[INSTRUCTION] Give every line again exactly as it appears, please, but not the pictures.

[MATERIAL TO PROCESS]

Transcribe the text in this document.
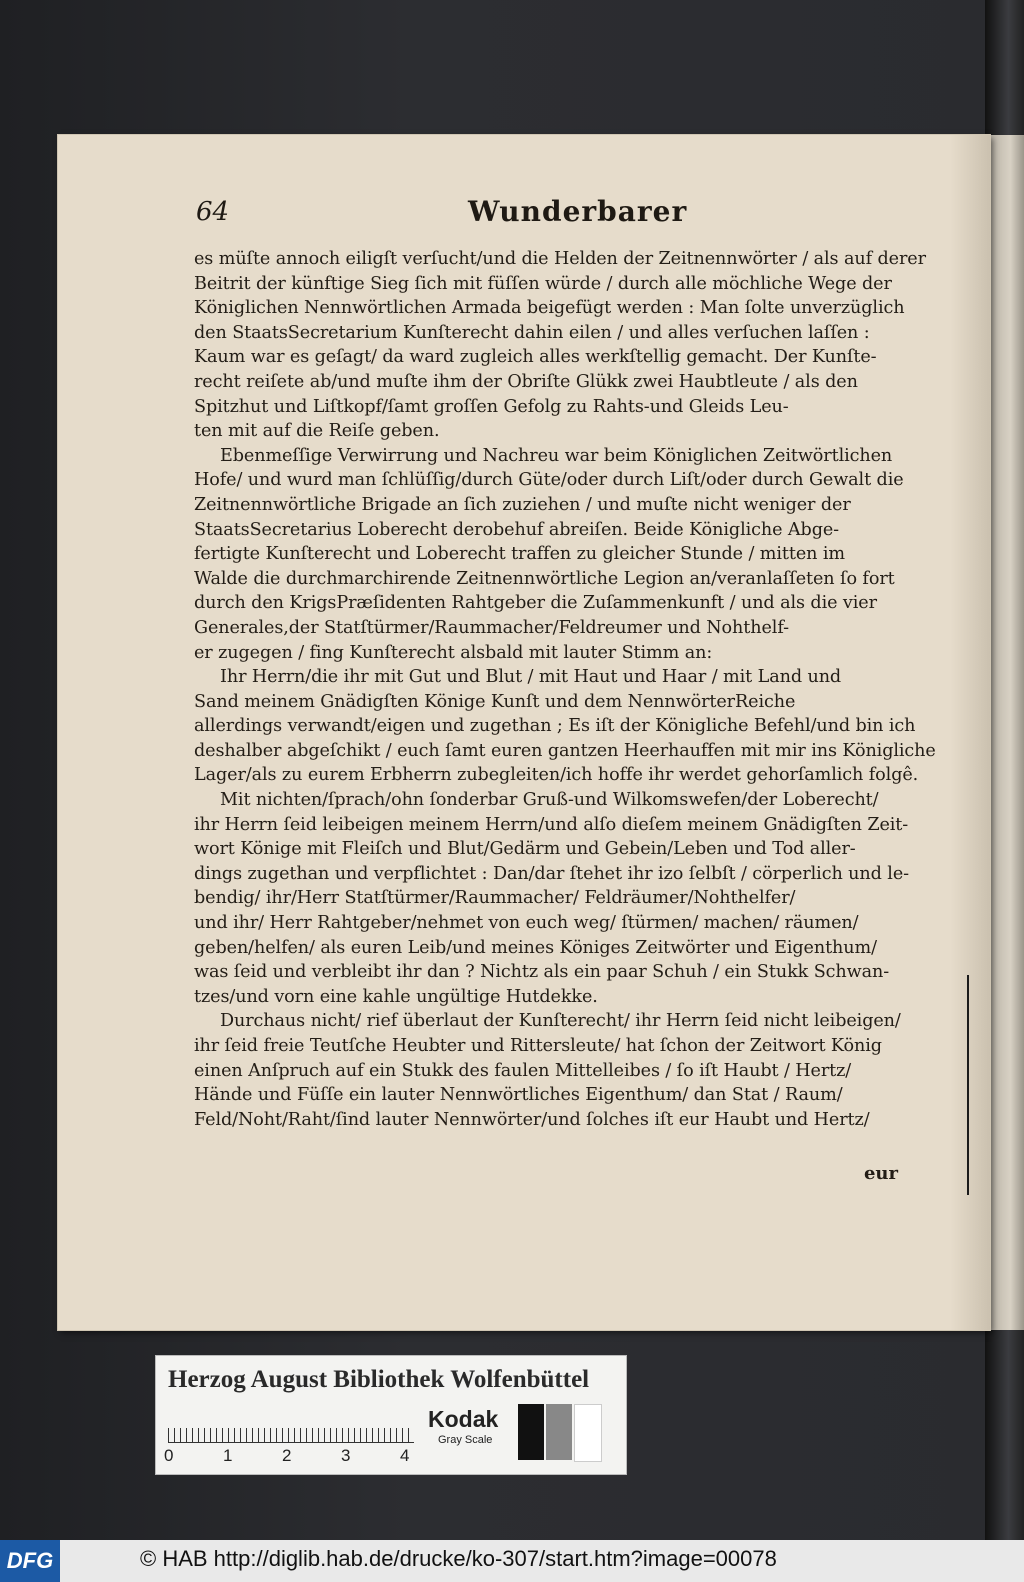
64	Wunderbarer
es müſte annoch eiligſt verſucht/und die Helden der Zeitnennwörter / als auf derer
Beitrit der künftige Sieg ſich mit füſſen würde / durch alle möchliche Wege der
Königlichen Nennwörtlichen Armada beigefügt werden : Man ſolte unverzüglich
den StaatsSecretarium Kunſterecht dahin eilen / und alles verſuchen laſſen :
Kaum war es geſagt/ da ward zugleich alles werkſtellig gemacht. Der Kunſte-
recht reiſete ab/und muſte ihm der Obriſte Glükk zwei Haubtleute / als den
Spitzhut und Liſtkopf/ſamt groſſen Gefolg zu Rahts-und Gleids Leu-
ten mit auf die Reiſe geben.
Ebenmeſſige Verwirrung und Nachreu war beim Königlichen Zeitwörtlichen
Hofe/ und wurd man ſchlüſſig/durch Güte/oder durch Liſt/oder durch Gewalt die
Zeitnennwörtliche Brigade an ſich zuziehen / und muſte nicht weniger der
StaatsSecretarius Loberecht derobehuf abreiſen. Beide Königliche Abge-
fertigte Kunſterecht und Loberecht traffen zu gleicher Stunde / mitten im
Walde die durchmarchirende Zeitnennwörtliche Legion an/veranlaſſeten ſo fort
durch den KrigsPræſidenten Rahtgeber die Zuſammenkunft / und als die vier
Generales,der Statſtürmer/Raummacher/Feldreumer und Nohthelf-
er zugegen / fing Kunſterecht alsbald mit lauter Stimm an:
Ihr Herrn/die ihr mit Gut und Blut / mit Haut und Haar / mit Land und
Sand meinem Gnädigſten Könige Kunſt und dem NennwörterReiche
allerdings verwandt/eigen und zugethan ; Es iſt der Königliche Befehl/und bin ich
deshalber abgeſchikt / euch ſamt euren gantzen Heerhauffen mit mir ins Königliche
Lager/als zu eurem Erbherrn zubegleiten/ich hoffe ihr werdet gehorſamlich folgê.
Mit nichten/ſprach/ohn ſonderbar Gruß-und Wilkomswefen/der Loberecht/
ihr Herrn ſeid leibeigen meinem Herrn/und alſo dieſem meinem Gnädigſten Zeit-
wort Könige mit Fleiſch und Blut/Gedärm und Gebein/Leben und Tod aller-
dings zugethan und verpflichtet : Dan/dar ſtehet ihr izo ſelbſt / cörperlich und le-
bendig/ ihr/Herr Statſtürmer/Raummacher/ Feldräumer/Nohthelfer/
und ihr/ Herr Rahtgeber/nehmet von euch weg/ ſtürmen/ machen/ räumen/
geben/helfen/ als euren Leib/und meines Königes Zeitwörter und Eigenthum/
was ſeid und verbleibt ihr dan ? Nichtz als ein paar Schuh / ein Stukk Schwan-
tzes/und vorn eine kahle ungültige Hutdekke.
Durchaus nicht/ rief überlaut der Kunſterecht/ ihr Herrn ſeid nicht leibeigen/
ihr ſeid freie Teutſche Heubter und Rittersleute/ hat ſchon der Zeitwort König
einen Anſpruch auf ein Stukk des faulen Mittelleibes / ſo iſt Haubt / Hertz/
Hände und Füſſe ein lauter Nennwörtliches Eigenthum/ dan Stat / Raum/
Feld/Noht/Raht/ſind lauter Nennwörter/und ſolches iſt eur Haubt und Hertz/
eur
Herzog August Bibliothek Wolfenbüttel
0	1	2	3	4
Kodak
Gray Scale
DFG	© HAB http://diglib.hab.de/drucke/ko-307/start.htm?image=00078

[EXERCISE RESPONSE]
Transcribe the text in this document.
64	Wunderbarer
es müſte annoch eiligſt verſucht/und die Helden der Zeitnennwörter / als auf derer
Beitrit der künftige Sieg ſich mit füſſen würde / durch alle möchliche Wege der
Königlichen Nennwörtlichen Armada beigefügt werden : Man ſolte unverzüglich
den StaatsSecretarium Kunſterecht dahin eilen / und alles verſuchen laſſen :
Kaum war es geſagt/ da ward zugleich alles werkſtellig gemacht. Der Kunſte-
recht reiſete ab/und muſte ihm der Obriſte Glükk zwei Haubtleute / als den
Spitzhut und Liſtkopf/ſamt groſſen Gefolg zu Rahts-und Gleids Leu-
ten mit auf die Reiſe geben.
Ebenmeſſige Verwirrung und Nachreu war beim Königlichen Zeitwörtlichen
Hofe/ und wurd man ſchlüſſig/durch Güte/oder durch Liſt/oder durch Gewalt die
Zeitnennwörtliche Brigade an ſich zuziehen / und muſte nicht weniger der
StaatsSecretarius Loberecht derobehuf abreiſen. Beide Königliche Abge-
fertigte Kunſterecht und Loberecht traffen zu gleicher Stunde / mitten im
Walde die durchmarchirende Zeitnennwörtliche Legion an/veranlaſſeten ſo fort
durch den KrigsPræſidenten Rahtgeber die Zuſammenkunft / und als die vier
Generales,der Statſtürmer/Raummacher/Feldreumer und Nohthelf-
er zugegen / fing Kunſterecht alsbald mit lauter Stimm an:
Ihr Herrn/die ihr mit Gut und Blut / mit Haut und Haar / mit Land und
Sand meinem Gnädigſten Könige Kunſt und dem NennwörterReiche
allerdings verwandt/eigen und zugethan ; Es iſt der Königliche Befehl/und bin ich
deshalber abgeſchikt / euch ſamt euren gantzen Heerhauffen mit mir ins Königliche
Lager/als zu eurem Erbherrn zubegleiten/ich hoffe ihr werdet gehorſamlich folgê.
Mit nichten/ſprach/ohn ſonderbar Gruß-und Wilkomswefen/der Loberecht/
ihr Herrn ſeid leibeigen meinem Herrn/und alſo dieſem meinem Gnädigſten Zeit-
wort Könige mit Fleiſch und Blut/Gedärm und Gebein/Leben und Tod aller-
dings zugethan und verpflichtet : Dan/dar ſtehet ihr izo ſelbſt / cörperlich und le-
bendig/ ihr/Herr Statſtürmer/Raummacher/ Feldräumer/Nohthelfer/
und ihr/ Herr Rahtgeber/nehmet von euch weg/ ſtürmen/ machen/ räumen/
geben/helfen/ als euren Leib/und meines Königes Zeitwörter und Eigenthum/
was ſeid und verbleibt ihr dan ? Nichtz als ein paar Schuh / ein Stukk Schwan-
tzes/und vorn eine kahle ungültige Hutdekke.
Durchaus nicht/ rief überlaut der Kunſterecht/ ihr Herrn ſeid nicht leibeigen/
ihr ſeid freie Teutſche Heubter und Rittersleute/ hat ſchon der Zeitwort König
einen Anſpruch auf ein Stukk des faulen Mittelleibes / ſo iſt Haubt / Hertz/
Hände und Füſſe ein lauter Nennwörtliches Eigenthum/ dan Stat / Raum/
Feld/Noht/Raht/ſind lauter Nennwörter/und ſolches iſt eur Haubt und Hertz/
eur
Herzog August Bibliothek Wolfenbüttel
0	1	2	3	4
Kodak
Gray Scale
DFG	© HAB http://diglib.hab.de/drucke/ko-307/start.htm?image=00078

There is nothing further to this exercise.